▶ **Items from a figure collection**
+-------+

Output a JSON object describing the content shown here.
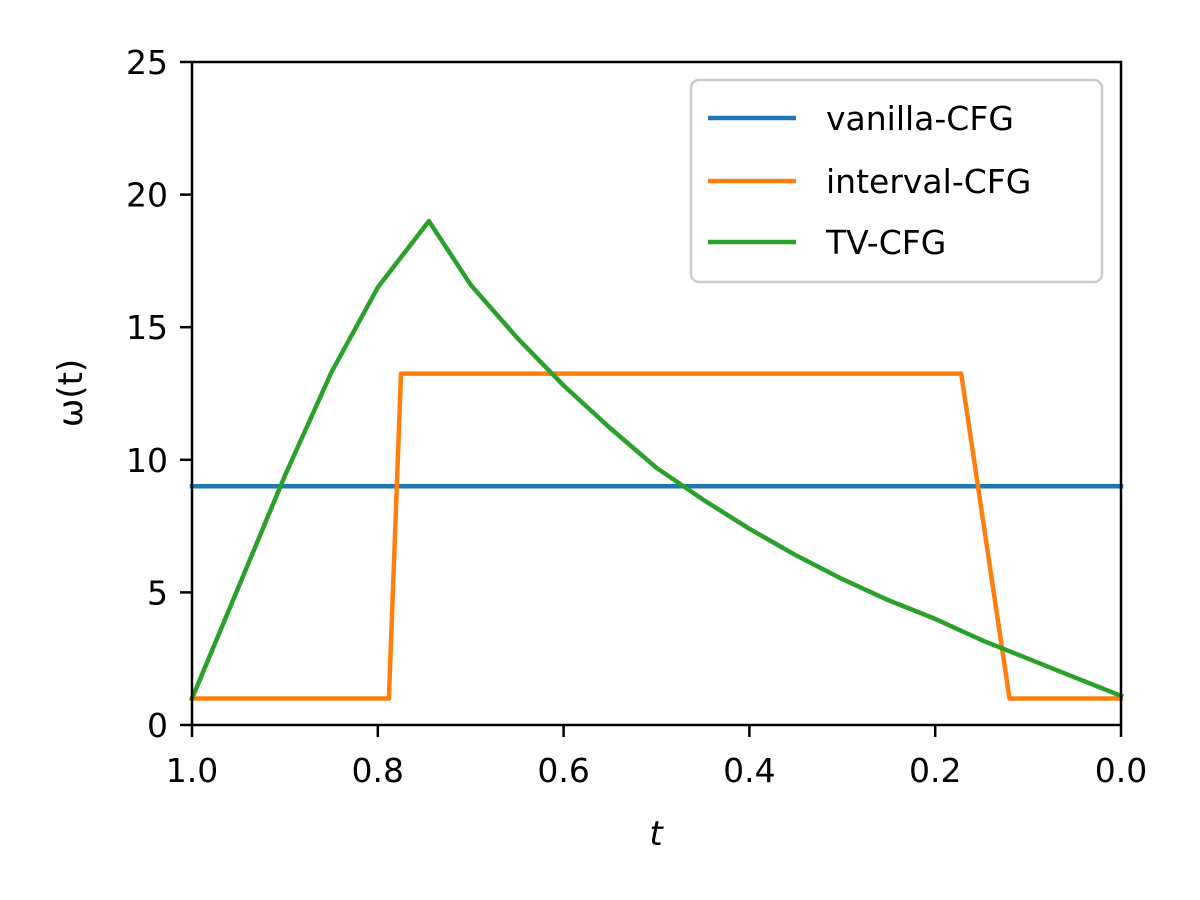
{
  "chart_data": {
    "type": "line",
    "title": "",
    "xlabel": "t",
    "ylabel": "ω(t)",
    "xlim": [
      1.0,
      0.0
    ],
    "ylim": [
      0,
      25
    ],
    "x_inverted": true,
    "xticks": [
      1.0,
      0.8,
      0.6,
      0.4,
      0.2,
      0.0
    ],
    "xtick_labels": [
      "1.0",
      "0.8",
      "0.6",
      "0.4",
      "0.2",
      "0.0"
    ],
    "yticks": [
      0,
      5,
      10,
      15,
      20,
      25
    ],
    "ytick_labels": [
      "0",
      "5",
      "10",
      "15",
      "20",
      "25"
    ],
    "grid": false,
    "legend_position": "top-right",
    "series": [
      {
        "name": "vanilla-CFG",
        "color": "#1f77b4",
        "x": [
          1.0,
          0.0
        ],
        "y": [
          9.0,
          9.0
        ]
      },
      {
        "name": "interval-CFG",
        "color": "#ff7f0e",
        "x": [
          1.0,
          0.788,
          0.775,
          0.172,
          0.12,
          0.0
        ],
        "y": [
          1.0,
          1.0,
          13.25,
          13.25,
          1.0,
          1.0
        ]
      },
      {
        "name": "TV-CFG",
        "color": "#2ca02c",
        "x": [
          1.0,
          0.95,
          0.9,
          0.85,
          0.8,
          0.745,
          0.7,
          0.65,
          0.6,
          0.55,
          0.5,
          0.45,
          0.4,
          0.35,
          0.3,
          0.25,
          0.2,
          0.15,
          0.1,
          0.05,
          0.0
        ],
        "y": [
          1.0,
          5.2,
          9.4,
          13.3,
          16.5,
          19.0,
          16.6,
          14.6,
          12.8,
          11.2,
          9.7,
          8.5,
          7.4,
          6.4,
          5.5,
          4.7,
          4.0,
          3.2,
          2.5,
          1.8,
          1.1
        ]
      }
    ]
  }
}
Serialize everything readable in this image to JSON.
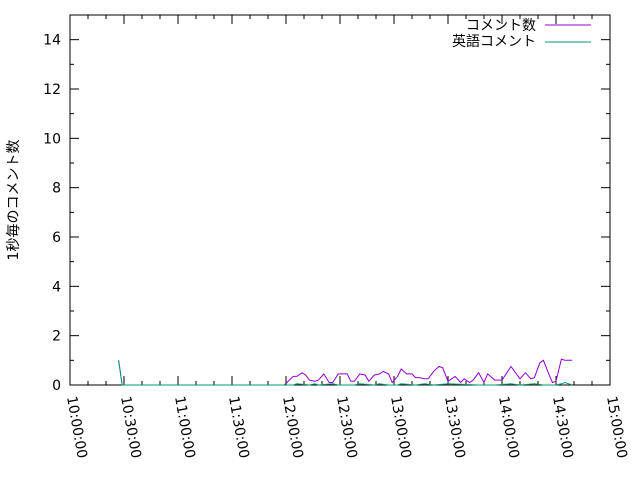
{
  "chart_data": {
    "type": "line",
    "title": "",
    "xlabel": "",
    "ylabel": "1秒毎のコメント数",
    "xlim": [
      "10:00:00",
      "15:00:00"
    ],
    "ylim": [
      0,
      15
    ],
    "xticks": [
      "10:00:00",
      "10:30:00",
      "11:00:00",
      "11:30:00",
      "12:00:00",
      "12:30:00",
      "13:00:00",
      "13:30:00",
      "14:00:00",
      "14:30:00",
      "15:00:00"
    ],
    "yticks": [
      "0",
      "2",
      "4",
      "6",
      "8",
      "10",
      "12",
      "14"
    ],
    "legend_position": "top-right",
    "grid": false,
    "series": [
      {
        "name": "コメント数",
        "color": "#9400d3",
        "x": [
          "10:27",
          "10:29",
          "11:59",
          "12:04",
          "12:06",
          "12:09",
          "12:11",
          "12:13",
          "12:16",
          "12:18",
          "12:21",
          "12:24",
          "12:26",
          "12:29",
          "12:34",
          "12:36",
          "12:38",
          "12:41",
          "12:44",
          "12:46",
          "12:49",
          "12:52",
          "12:54",
          "12:57",
          "12:59",
          "13:02",
          "13:04",
          "13:07",
          "13:10",
          "13:12",
          "13:14",
          "13:17",
          "13:19",
          "13:22",
          "13:25",
          "13:27",
          "13:30",
          "13:34",
          "13:37",
          "13:39",
          "13:42",
          "13:44",
          "13:47",
          "13:50",
          "13:52",
          "13:56",
          "14:00",
          "14:05",
          "14:08",
          "14:10",
          "14:13",
          "14:16",
          "14:18",
          "14:21",
          "14:23",
          "14:26",
          "14:28",
          "14:30",
          "14:33",
          "14:35",
          "14:39"
        ],
        "values": [
          1,
          0,
          0,
          0.35,
          0.35,
          0.5,
          0.4,
          0.2,
          0.15,
          0.2,
          0.45,
          0.1,
          0.1,
          0.45,
          0.45,
          0.15,
          0.15,
          0.45,
          0.4,
          0.15,
          0.4,
          0.45,
          0.55,
          0.45,
          0.1,
          0.35,
          0.65,
          0.45,
          0.45,
          0.3,
          0.3,
          0.25,
          0.25,
          0.55,
          0.75,
          0.7,
          0.15,
          0.35,
          0.1,
          0.25,
          0.1,
          0.2,
          0.5,
          0.1,
          0.45,
          0.2,
          0.2,
          0.75,
          0.45,
          0.25,
          0.5,
          0.25,
          0.3,
          0.9,
          1.0,
          0.45,
          0.1,
          0.15,
          1.05,
          1.0,
          1.0
        ]
      },
      {
        "name": "英語コメント",
        "color": "#009e73",
        "x": [
          "10:27",
          "10:29",
          "11:59",
          "12:04",
          "12:06",
          "12:13",
          "12:16",
          "12:18",
          "12:26",
          "12:29",
          "12:38",
          "12:41",
          "12:49",
          "12:52",
          "12:57",
          "13:02",
          "13:04",
          "13:12",
          "13:17",
          "13:22",
          "13:30",
          "13:47",
          "13:56",
          "14:05",
          "14:10",
          "14:18",
          "14:23",
          "14:30",
          "14:33",
          "14:35",
          "14:39"
        ],
        "values": [
          1,
          0,
          0,
          0,
          0.05,
          0,
          0.05,
          0,
          0.05,
          0,
          0,
          0.05,
          0,
          0.05,
          0,
          0,
          0.05,
          0,
          0.05,
          0,
          0.05,
          0,
          0,
          0.05,
          0,
          0.05,
          0,
          0,
          0.05,
          0.1,
          0
        ]
      }
    ]
  }
}
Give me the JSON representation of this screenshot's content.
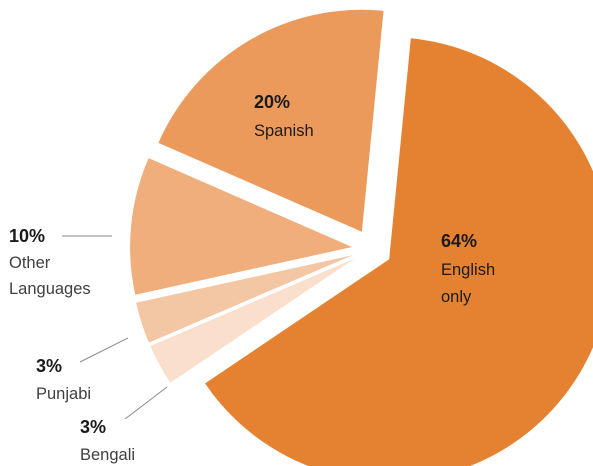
{
  "chart_data": {
    "type": "pie",
    "title": "",
    "exploded": true,
    "slices": [
      {
        "label": "English only",
        "label_lines": [
          "English",
          "only"
        ],
        "percent_text": "64%",
        "value": 64,
        "color": "#e58232",
        "label_placement": "inside"
      },
      {
        "label": "Bengali",
        "label_lines": [
          "Bengali"
        ],
        "percent_text": "3%",
        "value": 3,
        "color": "#f9dfcc",
        "label_placement": "outside"
      },
      {
        "label": "Punjabi",
        "label_lines": [
          "Punjabi"
        ],
        "percent_text": "3%",
        "value": 3,
        "color": "#f4c7a4",
        "label_placement": "outside"
      },
      {
        "label": "Other Languages",
        "label_lines": [
          "Other",
          "Languages"
        ],
        "percent_text": "10%",
        "value": 10,
        "color": "#efae7c",
        "label_placement": "outside"
      },
      {
        "label": "Spanish",
        "label_lines": [
          "Spanish"
        ],
        "percent_text": "20%",
        "value": 20,
        "color": "#eb9a5b",
        "label_placement": "inside"
      }
    ]
  }
}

+-------+

▶ **SET EXERCISE**
What is the number of lines in the records that contain the word "color"? Answer with the number and nothing else.

▶ **EXERCISE ANSWER**
10